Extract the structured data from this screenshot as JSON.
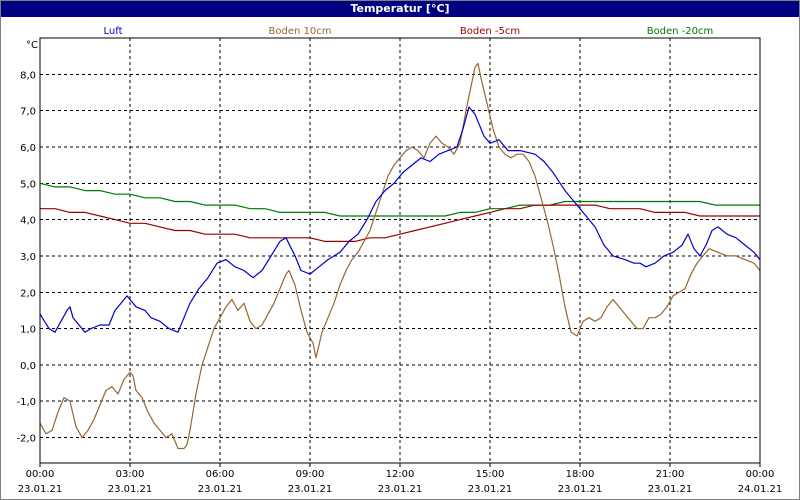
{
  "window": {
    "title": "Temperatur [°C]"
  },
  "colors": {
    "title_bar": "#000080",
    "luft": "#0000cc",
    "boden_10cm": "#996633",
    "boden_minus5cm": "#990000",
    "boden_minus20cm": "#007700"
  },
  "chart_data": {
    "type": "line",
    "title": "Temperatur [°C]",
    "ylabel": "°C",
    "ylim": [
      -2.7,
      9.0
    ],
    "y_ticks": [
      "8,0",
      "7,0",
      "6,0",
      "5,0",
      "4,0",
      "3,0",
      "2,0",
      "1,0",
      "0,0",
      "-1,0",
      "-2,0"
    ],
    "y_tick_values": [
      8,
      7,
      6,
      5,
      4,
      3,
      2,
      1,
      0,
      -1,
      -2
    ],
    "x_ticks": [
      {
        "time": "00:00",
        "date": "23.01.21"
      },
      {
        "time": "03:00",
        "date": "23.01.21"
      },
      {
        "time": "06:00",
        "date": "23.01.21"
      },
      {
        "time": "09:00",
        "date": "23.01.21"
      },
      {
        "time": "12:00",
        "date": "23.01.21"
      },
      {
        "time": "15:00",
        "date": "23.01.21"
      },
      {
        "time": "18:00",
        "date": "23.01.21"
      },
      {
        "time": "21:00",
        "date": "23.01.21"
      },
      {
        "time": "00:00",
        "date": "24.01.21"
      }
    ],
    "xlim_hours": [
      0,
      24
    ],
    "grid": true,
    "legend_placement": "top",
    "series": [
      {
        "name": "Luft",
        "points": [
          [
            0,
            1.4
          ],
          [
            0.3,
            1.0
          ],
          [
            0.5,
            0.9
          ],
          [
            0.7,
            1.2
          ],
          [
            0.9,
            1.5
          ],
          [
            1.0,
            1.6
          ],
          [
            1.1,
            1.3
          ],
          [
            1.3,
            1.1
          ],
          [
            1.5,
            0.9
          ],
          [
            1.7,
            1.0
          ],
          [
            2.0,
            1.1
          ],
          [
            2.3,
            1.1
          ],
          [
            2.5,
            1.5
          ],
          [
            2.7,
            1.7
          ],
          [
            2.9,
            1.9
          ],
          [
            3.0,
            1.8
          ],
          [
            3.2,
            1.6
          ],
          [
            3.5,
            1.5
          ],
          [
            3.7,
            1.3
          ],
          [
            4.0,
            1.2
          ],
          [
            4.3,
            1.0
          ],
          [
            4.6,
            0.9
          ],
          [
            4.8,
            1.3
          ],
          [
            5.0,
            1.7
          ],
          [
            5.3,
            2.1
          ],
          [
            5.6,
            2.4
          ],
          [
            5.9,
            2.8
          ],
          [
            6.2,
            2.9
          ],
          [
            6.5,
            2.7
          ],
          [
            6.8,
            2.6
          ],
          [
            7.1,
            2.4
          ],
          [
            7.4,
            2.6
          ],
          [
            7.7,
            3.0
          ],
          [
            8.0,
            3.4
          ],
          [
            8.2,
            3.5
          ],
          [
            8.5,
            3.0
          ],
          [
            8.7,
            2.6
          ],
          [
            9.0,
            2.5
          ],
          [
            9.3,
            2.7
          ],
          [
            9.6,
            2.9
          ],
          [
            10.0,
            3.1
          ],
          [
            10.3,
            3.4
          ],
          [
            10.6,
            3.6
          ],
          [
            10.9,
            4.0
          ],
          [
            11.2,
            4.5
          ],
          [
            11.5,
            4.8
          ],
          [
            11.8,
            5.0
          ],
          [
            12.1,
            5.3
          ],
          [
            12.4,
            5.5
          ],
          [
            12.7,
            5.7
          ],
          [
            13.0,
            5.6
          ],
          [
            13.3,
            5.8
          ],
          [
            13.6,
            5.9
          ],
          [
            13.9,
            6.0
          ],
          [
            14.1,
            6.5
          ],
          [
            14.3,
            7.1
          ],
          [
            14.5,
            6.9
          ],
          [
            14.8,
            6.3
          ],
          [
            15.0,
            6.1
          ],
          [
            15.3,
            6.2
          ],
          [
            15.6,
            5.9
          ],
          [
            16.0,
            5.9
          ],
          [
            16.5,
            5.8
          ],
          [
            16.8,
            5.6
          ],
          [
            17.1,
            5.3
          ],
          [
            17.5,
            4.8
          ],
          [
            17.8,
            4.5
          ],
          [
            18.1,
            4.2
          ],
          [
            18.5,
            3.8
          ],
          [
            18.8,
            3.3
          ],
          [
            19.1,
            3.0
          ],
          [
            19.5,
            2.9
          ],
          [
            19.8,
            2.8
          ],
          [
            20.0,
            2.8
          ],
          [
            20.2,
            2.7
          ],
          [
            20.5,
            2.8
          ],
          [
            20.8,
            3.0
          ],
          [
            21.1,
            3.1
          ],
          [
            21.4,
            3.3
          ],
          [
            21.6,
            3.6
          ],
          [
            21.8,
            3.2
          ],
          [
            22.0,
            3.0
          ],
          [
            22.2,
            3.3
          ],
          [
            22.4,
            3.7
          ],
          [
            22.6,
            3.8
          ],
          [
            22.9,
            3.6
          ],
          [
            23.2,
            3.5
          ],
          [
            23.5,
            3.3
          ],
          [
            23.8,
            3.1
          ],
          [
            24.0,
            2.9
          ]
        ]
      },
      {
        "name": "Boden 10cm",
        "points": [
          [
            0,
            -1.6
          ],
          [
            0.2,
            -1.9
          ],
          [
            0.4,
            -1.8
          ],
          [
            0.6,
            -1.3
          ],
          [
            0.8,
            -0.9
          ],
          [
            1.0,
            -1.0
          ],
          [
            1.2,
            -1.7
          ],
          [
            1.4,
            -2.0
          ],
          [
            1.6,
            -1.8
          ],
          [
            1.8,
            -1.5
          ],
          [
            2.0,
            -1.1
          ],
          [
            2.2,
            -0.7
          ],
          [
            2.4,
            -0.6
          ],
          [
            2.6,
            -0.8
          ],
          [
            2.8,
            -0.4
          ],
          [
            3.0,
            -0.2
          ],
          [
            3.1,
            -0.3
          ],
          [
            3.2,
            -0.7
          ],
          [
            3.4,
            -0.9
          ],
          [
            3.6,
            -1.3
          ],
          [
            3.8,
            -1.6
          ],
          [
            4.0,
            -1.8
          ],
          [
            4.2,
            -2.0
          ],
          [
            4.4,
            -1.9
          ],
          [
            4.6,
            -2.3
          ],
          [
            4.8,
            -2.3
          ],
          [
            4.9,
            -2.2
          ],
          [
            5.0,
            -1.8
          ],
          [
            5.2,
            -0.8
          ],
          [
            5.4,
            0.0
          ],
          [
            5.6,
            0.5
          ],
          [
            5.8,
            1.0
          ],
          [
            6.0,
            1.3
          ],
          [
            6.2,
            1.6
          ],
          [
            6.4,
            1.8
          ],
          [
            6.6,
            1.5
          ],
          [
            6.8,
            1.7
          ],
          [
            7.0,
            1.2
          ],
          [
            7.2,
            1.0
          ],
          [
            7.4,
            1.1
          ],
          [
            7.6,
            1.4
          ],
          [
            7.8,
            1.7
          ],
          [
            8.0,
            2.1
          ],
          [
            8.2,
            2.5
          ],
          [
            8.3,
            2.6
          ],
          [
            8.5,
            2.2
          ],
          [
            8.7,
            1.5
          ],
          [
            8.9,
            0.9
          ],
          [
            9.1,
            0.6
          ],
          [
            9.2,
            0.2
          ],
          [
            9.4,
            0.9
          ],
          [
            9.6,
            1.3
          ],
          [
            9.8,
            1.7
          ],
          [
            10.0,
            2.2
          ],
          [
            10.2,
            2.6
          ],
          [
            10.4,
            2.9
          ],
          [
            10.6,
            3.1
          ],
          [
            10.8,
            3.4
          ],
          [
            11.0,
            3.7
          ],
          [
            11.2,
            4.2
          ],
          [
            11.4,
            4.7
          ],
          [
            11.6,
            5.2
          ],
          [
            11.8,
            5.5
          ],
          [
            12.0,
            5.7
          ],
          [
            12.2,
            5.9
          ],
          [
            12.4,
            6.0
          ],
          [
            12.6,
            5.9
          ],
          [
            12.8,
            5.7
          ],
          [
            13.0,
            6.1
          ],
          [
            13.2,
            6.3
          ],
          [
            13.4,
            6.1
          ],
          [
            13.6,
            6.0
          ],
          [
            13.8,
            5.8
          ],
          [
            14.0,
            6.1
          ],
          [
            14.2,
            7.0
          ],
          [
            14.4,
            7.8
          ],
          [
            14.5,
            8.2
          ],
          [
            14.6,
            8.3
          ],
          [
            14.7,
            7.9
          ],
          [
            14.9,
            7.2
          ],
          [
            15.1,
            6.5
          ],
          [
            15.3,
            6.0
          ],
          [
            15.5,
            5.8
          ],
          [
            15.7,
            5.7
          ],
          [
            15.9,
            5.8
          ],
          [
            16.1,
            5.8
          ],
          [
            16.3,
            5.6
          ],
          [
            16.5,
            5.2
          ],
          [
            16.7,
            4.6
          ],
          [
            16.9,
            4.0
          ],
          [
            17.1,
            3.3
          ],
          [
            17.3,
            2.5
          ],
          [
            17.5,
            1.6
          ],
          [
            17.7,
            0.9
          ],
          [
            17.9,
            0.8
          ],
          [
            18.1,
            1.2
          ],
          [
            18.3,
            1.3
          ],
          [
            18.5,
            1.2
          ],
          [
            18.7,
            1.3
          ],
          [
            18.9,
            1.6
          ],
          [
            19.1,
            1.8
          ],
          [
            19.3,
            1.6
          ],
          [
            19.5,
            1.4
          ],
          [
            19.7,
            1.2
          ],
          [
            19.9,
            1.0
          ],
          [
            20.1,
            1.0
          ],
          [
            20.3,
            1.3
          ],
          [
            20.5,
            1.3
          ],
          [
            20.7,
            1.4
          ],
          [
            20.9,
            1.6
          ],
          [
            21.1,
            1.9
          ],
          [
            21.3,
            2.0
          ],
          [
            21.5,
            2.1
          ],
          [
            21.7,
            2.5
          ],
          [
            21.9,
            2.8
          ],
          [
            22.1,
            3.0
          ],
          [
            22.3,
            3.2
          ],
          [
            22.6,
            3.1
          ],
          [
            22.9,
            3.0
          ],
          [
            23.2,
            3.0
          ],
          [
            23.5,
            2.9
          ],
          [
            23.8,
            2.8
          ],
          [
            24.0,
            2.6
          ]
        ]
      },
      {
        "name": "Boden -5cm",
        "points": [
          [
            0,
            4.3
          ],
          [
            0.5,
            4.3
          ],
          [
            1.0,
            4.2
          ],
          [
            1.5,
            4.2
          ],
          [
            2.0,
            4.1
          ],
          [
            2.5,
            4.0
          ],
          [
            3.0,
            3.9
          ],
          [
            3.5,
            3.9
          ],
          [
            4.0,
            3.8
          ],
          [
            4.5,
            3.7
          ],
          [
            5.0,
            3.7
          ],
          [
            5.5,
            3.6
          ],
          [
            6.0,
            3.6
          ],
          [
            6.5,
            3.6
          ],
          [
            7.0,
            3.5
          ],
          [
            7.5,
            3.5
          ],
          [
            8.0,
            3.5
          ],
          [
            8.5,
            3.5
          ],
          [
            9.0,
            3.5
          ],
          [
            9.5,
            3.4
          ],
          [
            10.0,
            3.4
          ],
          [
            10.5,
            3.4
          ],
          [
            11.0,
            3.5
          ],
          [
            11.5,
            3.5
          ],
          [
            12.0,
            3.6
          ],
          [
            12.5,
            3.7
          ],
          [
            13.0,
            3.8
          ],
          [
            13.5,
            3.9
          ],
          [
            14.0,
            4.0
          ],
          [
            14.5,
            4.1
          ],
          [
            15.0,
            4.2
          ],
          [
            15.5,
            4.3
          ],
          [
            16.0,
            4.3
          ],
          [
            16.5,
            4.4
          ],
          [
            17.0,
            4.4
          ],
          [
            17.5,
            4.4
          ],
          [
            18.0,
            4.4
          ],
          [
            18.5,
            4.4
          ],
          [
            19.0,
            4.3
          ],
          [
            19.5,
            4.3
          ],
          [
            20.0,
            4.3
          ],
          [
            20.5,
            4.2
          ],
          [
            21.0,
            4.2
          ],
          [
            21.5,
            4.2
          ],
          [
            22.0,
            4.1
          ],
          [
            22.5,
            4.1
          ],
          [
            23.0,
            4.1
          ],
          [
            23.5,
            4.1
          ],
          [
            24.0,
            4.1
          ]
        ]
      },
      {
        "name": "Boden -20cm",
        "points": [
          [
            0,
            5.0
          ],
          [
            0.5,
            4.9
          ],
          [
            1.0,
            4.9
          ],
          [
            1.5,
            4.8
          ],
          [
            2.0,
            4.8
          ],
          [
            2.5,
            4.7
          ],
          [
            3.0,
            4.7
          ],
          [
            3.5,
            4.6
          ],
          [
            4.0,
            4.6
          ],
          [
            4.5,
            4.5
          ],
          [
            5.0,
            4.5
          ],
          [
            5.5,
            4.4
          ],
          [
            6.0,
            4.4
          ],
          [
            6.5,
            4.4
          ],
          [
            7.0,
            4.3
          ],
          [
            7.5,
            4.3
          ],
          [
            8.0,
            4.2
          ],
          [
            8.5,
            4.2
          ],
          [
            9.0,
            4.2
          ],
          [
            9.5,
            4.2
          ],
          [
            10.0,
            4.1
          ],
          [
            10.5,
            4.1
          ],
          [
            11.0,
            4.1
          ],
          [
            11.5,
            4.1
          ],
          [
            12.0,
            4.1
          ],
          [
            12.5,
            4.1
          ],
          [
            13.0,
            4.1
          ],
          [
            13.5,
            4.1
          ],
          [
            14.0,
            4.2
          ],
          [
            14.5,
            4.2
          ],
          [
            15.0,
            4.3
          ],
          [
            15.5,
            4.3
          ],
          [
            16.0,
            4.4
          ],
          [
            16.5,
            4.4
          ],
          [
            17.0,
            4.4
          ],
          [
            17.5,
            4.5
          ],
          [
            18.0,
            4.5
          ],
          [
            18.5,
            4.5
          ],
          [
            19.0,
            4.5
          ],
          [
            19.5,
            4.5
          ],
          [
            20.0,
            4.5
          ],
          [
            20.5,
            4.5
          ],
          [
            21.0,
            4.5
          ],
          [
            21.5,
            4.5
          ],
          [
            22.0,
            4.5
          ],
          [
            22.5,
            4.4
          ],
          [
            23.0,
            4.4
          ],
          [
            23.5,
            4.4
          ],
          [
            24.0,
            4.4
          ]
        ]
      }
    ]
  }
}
==
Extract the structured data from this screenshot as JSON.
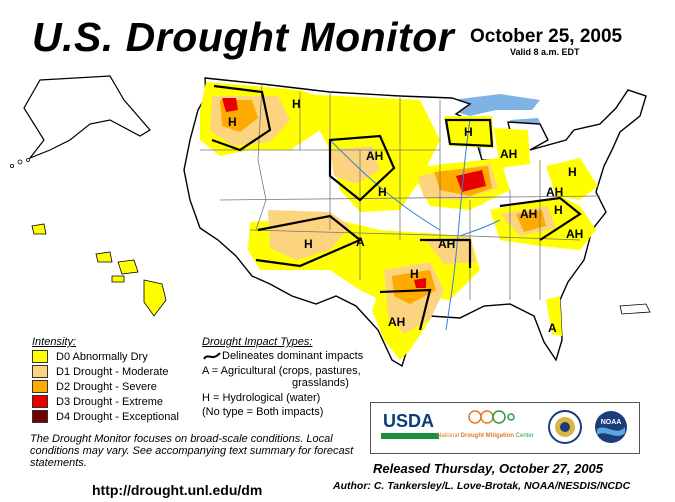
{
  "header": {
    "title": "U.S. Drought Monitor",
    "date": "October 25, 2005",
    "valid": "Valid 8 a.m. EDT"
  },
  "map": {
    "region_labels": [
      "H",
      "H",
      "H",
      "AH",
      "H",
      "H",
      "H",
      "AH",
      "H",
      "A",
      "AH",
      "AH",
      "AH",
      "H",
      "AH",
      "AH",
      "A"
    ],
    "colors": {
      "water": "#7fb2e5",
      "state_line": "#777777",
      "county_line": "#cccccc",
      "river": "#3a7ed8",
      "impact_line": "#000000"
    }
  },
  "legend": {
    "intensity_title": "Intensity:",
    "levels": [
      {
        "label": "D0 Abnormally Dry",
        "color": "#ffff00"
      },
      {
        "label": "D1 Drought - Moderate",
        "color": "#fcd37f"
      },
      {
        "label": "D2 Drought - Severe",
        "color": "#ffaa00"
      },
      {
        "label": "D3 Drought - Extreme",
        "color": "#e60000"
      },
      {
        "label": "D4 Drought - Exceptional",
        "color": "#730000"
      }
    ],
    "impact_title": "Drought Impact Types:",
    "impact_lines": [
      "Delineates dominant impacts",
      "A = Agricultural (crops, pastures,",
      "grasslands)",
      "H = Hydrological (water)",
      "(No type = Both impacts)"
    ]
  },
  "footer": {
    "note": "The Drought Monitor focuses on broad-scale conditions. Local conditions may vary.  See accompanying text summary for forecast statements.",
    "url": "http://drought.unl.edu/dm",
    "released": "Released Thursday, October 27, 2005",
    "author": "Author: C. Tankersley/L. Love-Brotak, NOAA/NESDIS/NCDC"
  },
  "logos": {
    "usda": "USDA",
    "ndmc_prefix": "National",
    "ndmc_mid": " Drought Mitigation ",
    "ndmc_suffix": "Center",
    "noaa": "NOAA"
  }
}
* * *
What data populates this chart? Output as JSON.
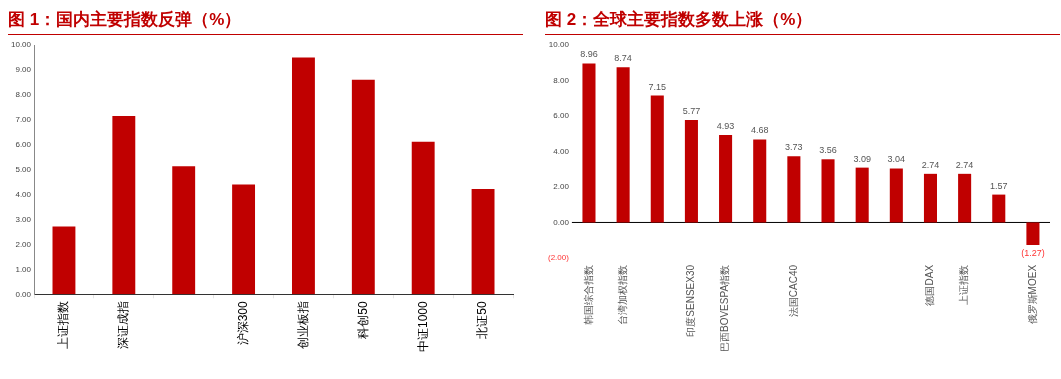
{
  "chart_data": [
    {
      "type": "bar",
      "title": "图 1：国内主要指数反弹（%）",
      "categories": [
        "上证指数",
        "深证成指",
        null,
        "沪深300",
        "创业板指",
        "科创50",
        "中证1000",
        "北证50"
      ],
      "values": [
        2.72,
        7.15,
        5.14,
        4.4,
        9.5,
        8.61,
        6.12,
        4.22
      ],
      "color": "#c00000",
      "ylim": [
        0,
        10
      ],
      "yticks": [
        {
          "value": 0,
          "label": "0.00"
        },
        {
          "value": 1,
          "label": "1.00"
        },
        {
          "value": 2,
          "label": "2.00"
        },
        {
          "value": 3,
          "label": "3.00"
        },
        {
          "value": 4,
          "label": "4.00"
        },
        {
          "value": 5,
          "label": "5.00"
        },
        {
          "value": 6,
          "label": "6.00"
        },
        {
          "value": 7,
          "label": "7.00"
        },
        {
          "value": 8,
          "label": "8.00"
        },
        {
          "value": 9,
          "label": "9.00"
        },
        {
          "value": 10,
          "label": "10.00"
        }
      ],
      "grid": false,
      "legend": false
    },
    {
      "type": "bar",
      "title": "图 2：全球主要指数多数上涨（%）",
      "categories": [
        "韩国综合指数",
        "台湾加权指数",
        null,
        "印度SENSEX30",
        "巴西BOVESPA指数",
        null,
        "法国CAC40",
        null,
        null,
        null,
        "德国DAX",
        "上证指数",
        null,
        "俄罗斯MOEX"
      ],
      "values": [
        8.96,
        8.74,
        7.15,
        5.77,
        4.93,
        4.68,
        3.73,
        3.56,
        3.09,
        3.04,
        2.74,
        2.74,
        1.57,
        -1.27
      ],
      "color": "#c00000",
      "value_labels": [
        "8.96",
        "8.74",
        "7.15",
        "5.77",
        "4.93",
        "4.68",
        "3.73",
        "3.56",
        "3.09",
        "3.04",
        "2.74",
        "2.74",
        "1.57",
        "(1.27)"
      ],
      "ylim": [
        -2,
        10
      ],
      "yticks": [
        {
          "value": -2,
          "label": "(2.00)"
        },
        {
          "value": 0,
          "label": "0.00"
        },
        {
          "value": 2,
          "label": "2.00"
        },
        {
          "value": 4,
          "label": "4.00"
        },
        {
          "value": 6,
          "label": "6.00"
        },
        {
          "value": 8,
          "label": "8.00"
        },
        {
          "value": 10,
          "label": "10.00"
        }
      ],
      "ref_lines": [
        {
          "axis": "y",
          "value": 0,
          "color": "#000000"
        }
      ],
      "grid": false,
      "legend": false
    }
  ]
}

# Problem:
Gather each line of the listing containing the word "time" and show it.

# Solution below:
        "time": "00:00",
        "time": "03:00",
        "time": "06:00",
        "time": "09:00",
        "time": "12:00",
        "time": "15:00",
        "time": "18:00",
        "time": "21:00",
        "time": "00:00",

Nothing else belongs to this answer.